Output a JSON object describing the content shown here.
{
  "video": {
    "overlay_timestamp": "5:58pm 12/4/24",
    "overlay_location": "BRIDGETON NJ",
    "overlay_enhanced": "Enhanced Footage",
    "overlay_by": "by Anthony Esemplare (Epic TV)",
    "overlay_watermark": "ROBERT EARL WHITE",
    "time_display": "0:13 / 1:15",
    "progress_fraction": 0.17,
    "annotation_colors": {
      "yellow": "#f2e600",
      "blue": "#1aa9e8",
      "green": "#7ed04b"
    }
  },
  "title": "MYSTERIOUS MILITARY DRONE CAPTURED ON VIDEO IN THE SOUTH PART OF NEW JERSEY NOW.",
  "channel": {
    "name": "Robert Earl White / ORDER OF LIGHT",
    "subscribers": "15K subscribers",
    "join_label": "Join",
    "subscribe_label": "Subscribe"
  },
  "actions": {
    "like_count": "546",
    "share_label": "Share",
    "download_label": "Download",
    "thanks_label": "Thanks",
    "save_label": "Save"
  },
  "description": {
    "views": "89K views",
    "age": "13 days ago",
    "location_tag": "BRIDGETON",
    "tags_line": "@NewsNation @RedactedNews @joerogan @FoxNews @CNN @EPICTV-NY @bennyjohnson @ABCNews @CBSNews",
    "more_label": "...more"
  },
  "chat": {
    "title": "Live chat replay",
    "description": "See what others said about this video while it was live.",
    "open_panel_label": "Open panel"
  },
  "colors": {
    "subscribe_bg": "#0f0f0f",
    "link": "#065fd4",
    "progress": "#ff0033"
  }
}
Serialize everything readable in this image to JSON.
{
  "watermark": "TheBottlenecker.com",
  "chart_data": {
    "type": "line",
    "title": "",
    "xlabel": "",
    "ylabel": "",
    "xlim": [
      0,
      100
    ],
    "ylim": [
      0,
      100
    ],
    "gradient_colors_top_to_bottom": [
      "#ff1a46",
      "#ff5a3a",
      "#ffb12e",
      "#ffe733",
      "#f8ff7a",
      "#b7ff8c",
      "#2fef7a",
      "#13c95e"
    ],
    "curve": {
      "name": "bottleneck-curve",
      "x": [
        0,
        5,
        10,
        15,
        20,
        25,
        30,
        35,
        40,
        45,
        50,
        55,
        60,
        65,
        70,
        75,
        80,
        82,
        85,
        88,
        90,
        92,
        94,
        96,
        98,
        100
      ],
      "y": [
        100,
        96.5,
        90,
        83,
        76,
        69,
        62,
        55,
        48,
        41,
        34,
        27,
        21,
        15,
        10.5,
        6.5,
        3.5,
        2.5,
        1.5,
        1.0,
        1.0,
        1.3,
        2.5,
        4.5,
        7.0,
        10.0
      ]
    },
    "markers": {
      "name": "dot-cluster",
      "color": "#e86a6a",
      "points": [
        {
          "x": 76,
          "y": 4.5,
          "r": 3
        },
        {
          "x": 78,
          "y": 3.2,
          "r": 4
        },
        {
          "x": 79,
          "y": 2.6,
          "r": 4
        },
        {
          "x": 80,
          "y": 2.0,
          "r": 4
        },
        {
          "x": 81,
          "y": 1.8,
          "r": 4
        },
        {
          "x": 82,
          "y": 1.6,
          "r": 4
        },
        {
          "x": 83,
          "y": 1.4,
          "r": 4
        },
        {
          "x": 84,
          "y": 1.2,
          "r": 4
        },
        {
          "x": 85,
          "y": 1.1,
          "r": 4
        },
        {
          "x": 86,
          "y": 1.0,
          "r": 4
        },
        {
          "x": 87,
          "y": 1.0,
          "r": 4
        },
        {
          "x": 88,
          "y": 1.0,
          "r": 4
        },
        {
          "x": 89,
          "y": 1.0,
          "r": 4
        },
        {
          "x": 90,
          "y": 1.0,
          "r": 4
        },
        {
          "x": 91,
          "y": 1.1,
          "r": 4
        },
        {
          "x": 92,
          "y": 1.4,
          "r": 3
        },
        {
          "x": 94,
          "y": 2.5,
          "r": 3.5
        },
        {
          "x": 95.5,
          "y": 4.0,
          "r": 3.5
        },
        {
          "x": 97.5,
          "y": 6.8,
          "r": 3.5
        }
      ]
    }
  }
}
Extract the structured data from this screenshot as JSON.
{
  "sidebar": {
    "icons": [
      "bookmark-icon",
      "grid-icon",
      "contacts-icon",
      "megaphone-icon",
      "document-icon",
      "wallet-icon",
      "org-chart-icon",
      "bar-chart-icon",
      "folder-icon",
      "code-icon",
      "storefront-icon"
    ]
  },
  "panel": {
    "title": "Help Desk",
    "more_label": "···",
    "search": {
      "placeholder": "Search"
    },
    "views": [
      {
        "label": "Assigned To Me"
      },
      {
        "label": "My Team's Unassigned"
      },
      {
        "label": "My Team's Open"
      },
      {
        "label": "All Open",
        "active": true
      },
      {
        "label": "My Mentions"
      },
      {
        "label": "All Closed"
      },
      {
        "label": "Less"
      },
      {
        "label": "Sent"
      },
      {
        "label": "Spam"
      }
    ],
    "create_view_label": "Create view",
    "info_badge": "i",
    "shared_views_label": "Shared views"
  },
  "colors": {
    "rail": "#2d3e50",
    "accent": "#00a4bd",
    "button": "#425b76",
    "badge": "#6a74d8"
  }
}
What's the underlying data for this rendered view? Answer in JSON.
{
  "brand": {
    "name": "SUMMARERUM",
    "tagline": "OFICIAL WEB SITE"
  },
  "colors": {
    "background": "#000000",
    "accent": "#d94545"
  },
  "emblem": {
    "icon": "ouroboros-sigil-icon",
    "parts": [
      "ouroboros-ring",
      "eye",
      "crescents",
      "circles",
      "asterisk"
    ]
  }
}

---------------

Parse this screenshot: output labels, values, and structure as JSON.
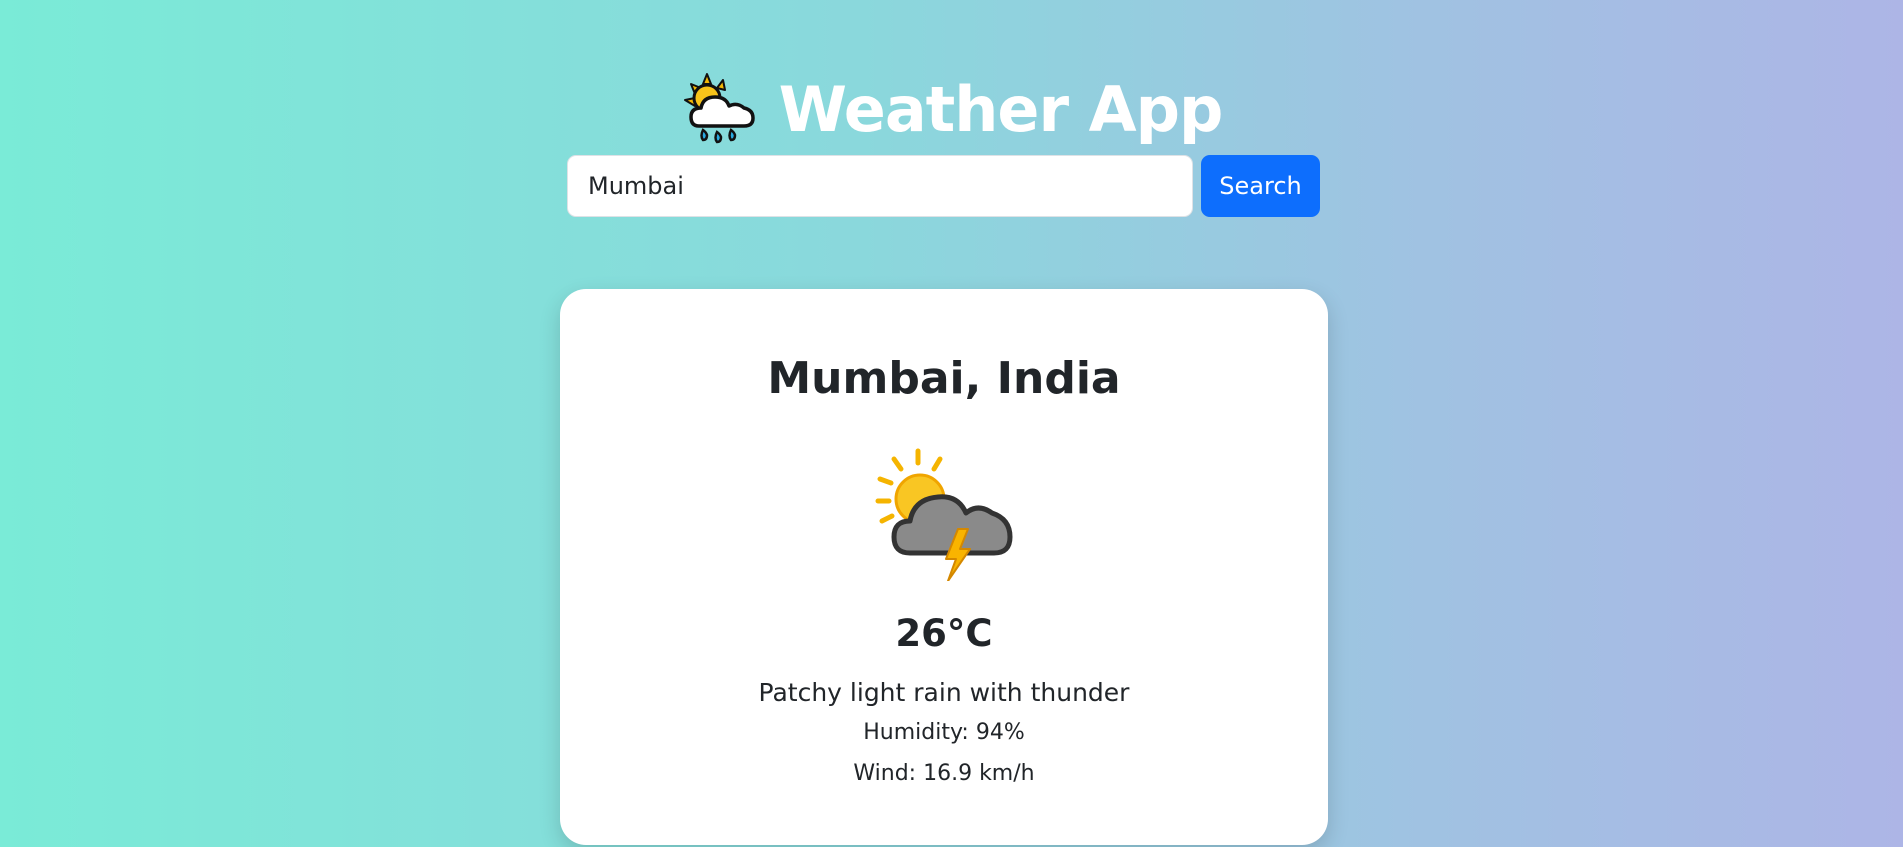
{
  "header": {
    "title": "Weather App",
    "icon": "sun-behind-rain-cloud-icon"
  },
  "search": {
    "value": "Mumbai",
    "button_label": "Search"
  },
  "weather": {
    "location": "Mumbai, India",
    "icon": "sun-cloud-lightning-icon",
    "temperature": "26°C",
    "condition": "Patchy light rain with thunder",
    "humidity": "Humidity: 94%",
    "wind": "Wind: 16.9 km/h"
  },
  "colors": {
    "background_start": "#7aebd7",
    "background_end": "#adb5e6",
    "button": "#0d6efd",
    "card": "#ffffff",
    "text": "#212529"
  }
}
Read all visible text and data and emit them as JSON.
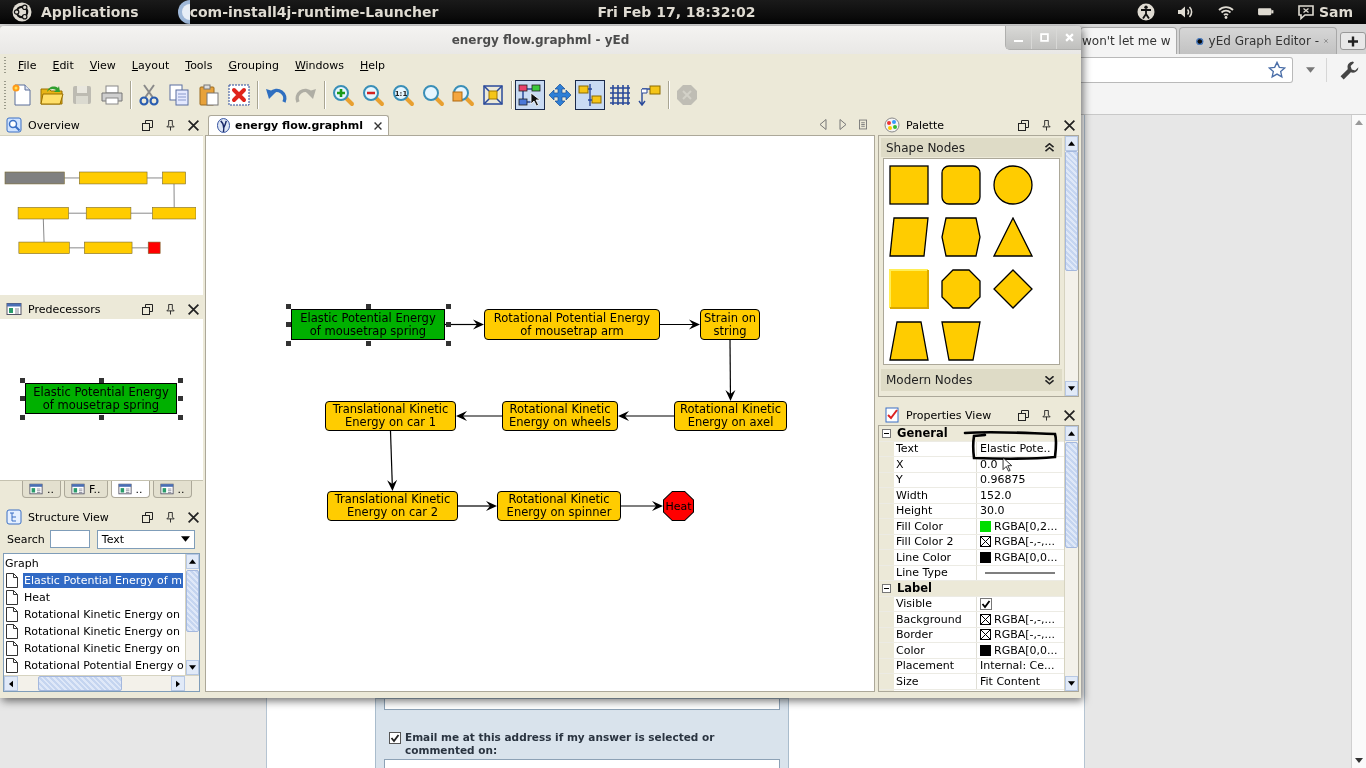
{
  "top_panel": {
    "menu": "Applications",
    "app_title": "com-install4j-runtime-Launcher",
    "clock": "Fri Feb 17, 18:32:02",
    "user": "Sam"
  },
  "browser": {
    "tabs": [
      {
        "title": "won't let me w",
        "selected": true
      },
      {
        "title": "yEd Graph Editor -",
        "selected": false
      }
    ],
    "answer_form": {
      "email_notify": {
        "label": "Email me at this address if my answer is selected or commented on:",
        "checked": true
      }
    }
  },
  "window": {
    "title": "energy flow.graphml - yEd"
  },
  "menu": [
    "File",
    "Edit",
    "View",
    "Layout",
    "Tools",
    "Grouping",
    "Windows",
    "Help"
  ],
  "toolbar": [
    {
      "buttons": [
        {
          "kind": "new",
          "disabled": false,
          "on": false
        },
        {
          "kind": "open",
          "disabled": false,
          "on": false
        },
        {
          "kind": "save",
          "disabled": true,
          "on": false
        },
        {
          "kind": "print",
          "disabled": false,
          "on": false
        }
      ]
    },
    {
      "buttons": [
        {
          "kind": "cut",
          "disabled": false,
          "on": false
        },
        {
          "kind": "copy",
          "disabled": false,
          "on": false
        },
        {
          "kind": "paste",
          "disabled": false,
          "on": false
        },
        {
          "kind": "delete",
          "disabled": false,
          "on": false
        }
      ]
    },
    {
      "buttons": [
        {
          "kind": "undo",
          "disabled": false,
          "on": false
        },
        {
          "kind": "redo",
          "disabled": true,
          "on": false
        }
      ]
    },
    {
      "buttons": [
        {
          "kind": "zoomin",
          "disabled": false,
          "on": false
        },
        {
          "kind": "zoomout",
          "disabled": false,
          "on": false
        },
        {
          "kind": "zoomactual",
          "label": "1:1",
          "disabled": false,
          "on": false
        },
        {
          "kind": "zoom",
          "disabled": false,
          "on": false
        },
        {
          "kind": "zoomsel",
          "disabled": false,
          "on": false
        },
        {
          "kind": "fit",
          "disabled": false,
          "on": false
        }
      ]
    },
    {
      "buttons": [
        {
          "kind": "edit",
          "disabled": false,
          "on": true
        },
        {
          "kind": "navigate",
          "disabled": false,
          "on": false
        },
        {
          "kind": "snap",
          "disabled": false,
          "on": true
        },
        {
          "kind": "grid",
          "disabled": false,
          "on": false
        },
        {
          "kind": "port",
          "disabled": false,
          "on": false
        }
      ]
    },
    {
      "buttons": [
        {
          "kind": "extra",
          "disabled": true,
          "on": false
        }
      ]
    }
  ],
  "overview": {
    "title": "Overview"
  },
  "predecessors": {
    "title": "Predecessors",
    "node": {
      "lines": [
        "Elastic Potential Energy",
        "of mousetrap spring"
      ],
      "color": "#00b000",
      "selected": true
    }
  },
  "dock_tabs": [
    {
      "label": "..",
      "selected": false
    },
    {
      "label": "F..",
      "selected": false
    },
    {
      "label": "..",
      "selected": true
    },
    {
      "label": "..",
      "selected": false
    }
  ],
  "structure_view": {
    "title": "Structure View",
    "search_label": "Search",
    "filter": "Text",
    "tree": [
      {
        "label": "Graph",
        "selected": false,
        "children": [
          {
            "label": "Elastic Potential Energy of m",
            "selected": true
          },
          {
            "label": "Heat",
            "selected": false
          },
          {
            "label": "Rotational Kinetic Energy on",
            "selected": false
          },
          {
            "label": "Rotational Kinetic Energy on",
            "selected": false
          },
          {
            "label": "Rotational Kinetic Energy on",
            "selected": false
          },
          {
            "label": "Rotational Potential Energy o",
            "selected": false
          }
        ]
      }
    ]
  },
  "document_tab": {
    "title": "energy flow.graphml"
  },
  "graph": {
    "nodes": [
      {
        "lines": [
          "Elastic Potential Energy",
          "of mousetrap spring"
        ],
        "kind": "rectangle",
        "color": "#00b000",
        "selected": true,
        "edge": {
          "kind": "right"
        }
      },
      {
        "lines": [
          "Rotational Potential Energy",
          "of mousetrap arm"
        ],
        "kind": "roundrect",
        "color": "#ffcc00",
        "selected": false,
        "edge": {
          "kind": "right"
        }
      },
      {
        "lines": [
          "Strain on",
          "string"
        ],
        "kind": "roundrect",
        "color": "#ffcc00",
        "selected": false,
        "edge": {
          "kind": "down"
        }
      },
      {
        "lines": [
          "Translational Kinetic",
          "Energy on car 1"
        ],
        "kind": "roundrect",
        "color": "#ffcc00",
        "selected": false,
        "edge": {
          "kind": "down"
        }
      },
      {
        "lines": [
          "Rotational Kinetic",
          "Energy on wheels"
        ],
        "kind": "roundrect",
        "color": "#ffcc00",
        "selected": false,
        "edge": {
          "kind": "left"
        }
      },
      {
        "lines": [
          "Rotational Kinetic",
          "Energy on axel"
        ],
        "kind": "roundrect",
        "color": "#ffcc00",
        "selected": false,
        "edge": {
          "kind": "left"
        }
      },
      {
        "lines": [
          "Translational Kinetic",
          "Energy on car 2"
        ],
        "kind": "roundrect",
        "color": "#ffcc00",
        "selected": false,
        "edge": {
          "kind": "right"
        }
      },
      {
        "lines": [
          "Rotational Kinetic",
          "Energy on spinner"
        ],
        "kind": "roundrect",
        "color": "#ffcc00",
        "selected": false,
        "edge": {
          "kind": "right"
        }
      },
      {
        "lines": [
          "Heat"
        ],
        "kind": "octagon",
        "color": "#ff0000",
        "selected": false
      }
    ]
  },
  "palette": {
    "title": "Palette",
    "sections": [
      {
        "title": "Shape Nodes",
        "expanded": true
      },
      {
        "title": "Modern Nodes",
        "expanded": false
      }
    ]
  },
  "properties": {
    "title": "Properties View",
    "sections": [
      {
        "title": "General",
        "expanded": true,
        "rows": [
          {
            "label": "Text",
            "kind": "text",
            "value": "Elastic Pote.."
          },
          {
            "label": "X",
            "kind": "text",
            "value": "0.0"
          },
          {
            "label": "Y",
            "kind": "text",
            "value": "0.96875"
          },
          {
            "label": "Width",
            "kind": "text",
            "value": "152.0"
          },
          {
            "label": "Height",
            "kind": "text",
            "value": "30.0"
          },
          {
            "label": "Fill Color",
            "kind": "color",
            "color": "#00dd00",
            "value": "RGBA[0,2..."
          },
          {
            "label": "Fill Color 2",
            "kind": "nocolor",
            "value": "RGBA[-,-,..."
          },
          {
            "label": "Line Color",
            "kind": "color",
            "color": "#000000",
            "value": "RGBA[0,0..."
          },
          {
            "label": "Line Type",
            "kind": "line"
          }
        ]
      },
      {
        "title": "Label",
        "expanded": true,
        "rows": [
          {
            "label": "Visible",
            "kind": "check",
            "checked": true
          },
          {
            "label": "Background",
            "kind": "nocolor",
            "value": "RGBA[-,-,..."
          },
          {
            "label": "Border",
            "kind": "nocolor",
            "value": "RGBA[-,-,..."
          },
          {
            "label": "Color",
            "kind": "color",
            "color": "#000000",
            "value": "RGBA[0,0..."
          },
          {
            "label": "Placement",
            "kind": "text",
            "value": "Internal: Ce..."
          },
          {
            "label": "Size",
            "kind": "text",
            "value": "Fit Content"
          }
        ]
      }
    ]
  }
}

---------------

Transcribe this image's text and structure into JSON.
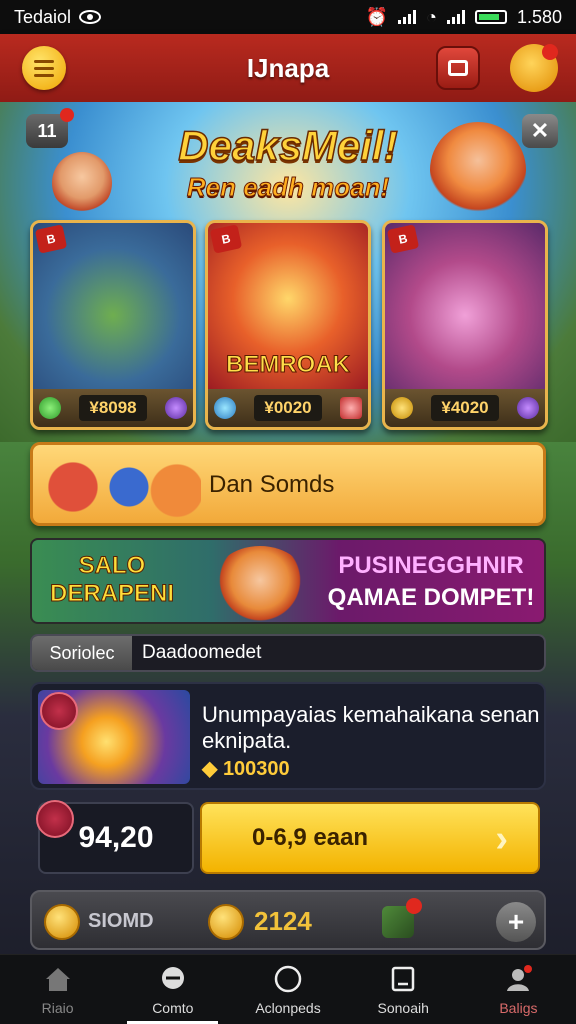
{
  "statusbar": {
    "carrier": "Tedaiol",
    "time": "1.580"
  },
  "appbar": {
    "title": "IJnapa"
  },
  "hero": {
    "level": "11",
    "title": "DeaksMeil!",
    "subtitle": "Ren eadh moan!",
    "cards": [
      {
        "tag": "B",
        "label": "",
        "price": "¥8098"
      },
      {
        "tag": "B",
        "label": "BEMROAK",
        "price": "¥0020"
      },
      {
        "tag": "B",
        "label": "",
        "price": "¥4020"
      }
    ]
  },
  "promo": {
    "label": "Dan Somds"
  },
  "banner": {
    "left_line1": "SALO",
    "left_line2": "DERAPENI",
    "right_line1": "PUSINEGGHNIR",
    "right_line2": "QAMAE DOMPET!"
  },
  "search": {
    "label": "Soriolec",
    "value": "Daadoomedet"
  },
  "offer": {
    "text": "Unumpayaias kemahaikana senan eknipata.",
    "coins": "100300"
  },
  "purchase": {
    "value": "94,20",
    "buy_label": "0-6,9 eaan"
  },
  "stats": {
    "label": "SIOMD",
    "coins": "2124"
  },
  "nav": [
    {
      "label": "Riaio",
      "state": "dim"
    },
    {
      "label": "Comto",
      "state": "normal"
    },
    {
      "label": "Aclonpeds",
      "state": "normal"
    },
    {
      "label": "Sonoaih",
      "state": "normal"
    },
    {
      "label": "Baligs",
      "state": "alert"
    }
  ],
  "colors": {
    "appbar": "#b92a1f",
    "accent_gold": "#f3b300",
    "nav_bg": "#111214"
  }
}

---------------

> **Set problem**:
Pick out the lines above that hold the string "flow" and show them.

> **Task output**:
    "title": "energy flow.graphml - yEd"
    "title": "energy flow.graphml"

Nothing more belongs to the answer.